# [Aim]
Write out the data again in full, exactly as it reads.

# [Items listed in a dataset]
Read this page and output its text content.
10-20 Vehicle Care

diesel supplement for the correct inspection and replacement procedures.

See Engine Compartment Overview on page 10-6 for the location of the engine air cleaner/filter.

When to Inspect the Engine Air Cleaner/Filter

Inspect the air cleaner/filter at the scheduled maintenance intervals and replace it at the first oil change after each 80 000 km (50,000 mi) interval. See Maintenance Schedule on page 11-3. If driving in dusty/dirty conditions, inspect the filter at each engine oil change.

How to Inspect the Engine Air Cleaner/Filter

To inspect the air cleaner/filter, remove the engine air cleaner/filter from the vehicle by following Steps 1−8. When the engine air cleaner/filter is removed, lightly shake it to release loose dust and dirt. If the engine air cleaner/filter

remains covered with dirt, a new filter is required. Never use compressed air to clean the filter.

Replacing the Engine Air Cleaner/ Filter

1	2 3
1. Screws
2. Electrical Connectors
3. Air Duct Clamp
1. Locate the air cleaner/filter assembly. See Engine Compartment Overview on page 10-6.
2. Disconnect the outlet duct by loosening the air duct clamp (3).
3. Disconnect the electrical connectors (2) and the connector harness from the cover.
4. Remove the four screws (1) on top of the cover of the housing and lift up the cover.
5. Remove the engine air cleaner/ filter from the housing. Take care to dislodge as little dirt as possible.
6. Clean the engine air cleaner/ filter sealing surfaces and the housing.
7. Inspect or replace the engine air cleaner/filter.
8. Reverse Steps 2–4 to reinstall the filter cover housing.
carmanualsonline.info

# [Output of the task]
Read this page and output its text content.
10-20 Vehicle Care

diesel supplement for the correct inspection and replacement procedures.

See Engine Compartment Overview on page 10-6 for the location of the engine air cleaner/filter.

When to Inspect the Engine Air Cleaner/Filter

Inspect the air cleaner/filter at the scheduled maintenance intervals and replace it at the first oil change after each 80 000 km (50,000 mi) interval. See Maintenance Schedule on page 11-3. If driving in dusty/dirty conditions, inspect the filter at each engine oil change.

How to Inspect the Engine Air Cleaner/Filter

To inspect the air cleaner/filter, remove the engine air cleaner/filter from the vehicle by following Steps 1−8. When the engine air cleaner/filter is removed, lightly shake it to release loose dust and dirt. If the engine air cleaner/filter

remains covered with dirt, a new filter is required. Never use compressed air to clean the filter.

Replacing the Engine Air Cleaner/ Filter

1	2 3
1. Screws
2. Electrical Connectors
3. Air Duct Clamp
1. Locate the air cleaner/filter assembly. See Engine Compartment Overview on page 10-6.
2. Disconnect the outlet duct by loosening the air duct clamp (3).
3. Disconnect the electrical connectors (2) and the connector harness from the cover.
4. Remove the four screws (1) on top of the cover of the housing and lift up the cover.
5. Remove the engine air cleaner/ filter from the housing. Take care to dislodge as little dirt as possible.
6. Clean the engine air cleaner/ filter sealing surfaces and the housing.
7. Inspect or replace the engine air cleaner/filter.
8. Reverse Steps 2–4 to reinstall the filter cover housing.
carmanualsonline.info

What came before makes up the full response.